Given instruction:
Transcribe everything in the data word for word. Pictures are left out.

------------

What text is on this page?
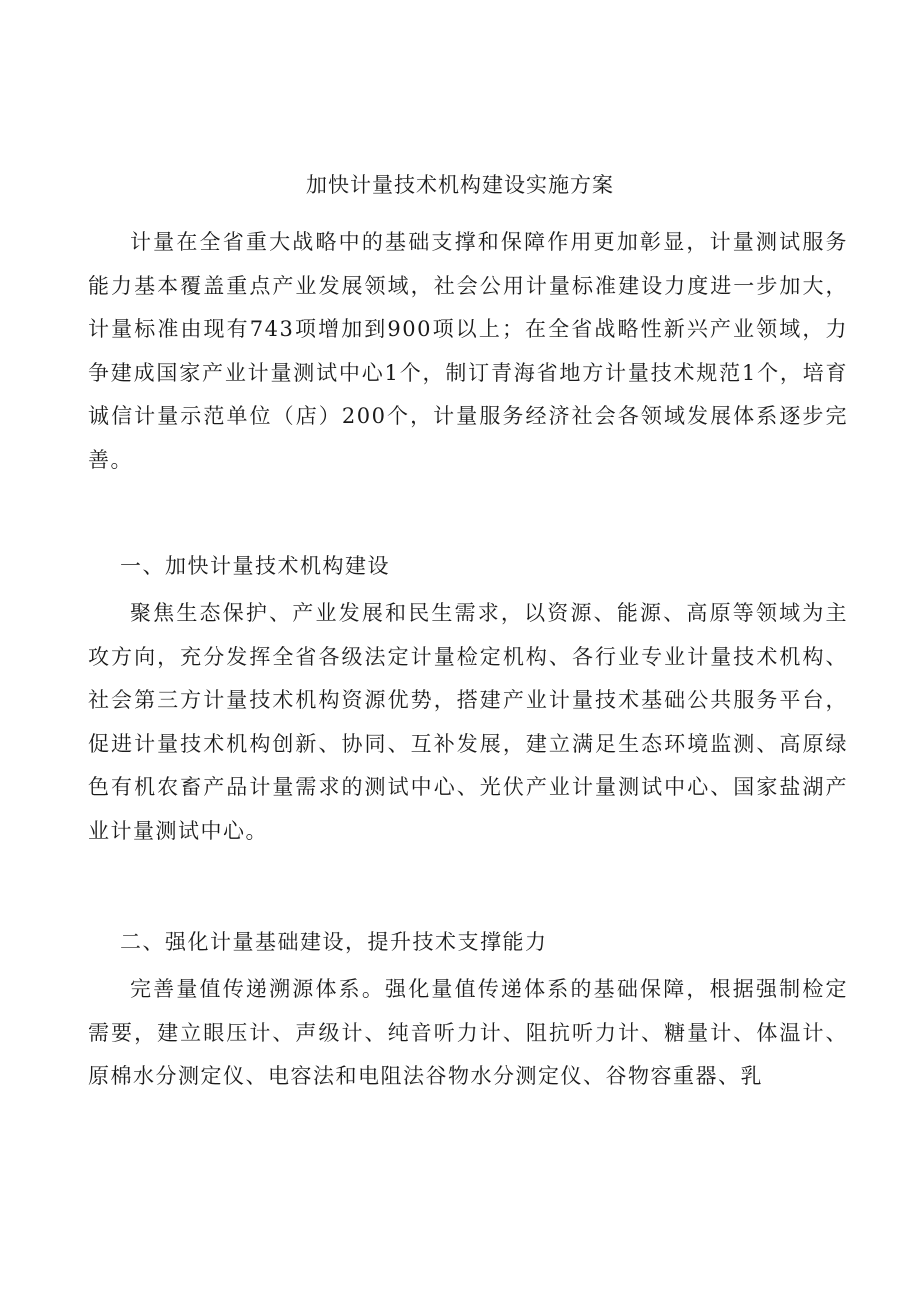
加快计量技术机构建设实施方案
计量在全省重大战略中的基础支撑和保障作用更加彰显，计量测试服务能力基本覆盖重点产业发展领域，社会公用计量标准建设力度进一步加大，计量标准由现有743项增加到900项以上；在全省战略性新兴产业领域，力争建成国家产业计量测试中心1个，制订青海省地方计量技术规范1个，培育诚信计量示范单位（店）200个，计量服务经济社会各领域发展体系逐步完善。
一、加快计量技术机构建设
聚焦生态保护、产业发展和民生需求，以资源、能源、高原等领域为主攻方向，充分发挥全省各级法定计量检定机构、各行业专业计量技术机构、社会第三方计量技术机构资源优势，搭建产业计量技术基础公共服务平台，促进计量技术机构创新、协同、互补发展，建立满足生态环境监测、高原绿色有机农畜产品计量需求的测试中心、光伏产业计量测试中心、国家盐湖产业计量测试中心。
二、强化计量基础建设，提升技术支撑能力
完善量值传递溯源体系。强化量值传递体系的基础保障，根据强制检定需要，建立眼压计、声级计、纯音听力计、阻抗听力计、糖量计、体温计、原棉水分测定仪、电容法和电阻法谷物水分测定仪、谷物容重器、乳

------------

Answer to this task:
What text is on this page?
加快计量技术机构建设实施方案
计量在全省重大战略中的基础支撑和保障作用更加彰显，计量测试服务能力基本覆盖重点产业发展领域，社会公用计量标准建设力度进一步加大，计量标准由现有743项增加到900项以上；在全省战略性新兴产业领域，力争建成国家产业计量测试中心1个，制订青海省地方计量技术规范1个，培育诚信计量示范单位（店）200个，计量服务经济社会各领域发展体系逐步完善。
一、加快计量技术机构建设
聚焦生态保护、产业发展和民生需求，以资源、能源、高原等领域为主攻方向，充分发挥全省各级法定计量检定机构、各行业专业计量技术机构、社会第三方计量技术机构资源优势，搭建产业计量技术基础公共服务平台，促进计量技术机构创新、协同、互补发展，建立满足生态环境监测、高原绿色有机农畜产品计量需求的测试中心、光伏产业计量测试中心、国家盐湖产业计量测试中心。
二、强化计量基础建设，提升技术支撑能力
完善量值传递溯源体系。强化量值传递体系的基础保障，根据强制检定需要，建立眼压计、声级计、纯音听力计、阻抗听力计、糖量计、体温计、原棉水分测定仪、电容法和电阻法谷物水分测定仪、谷物容重器、乳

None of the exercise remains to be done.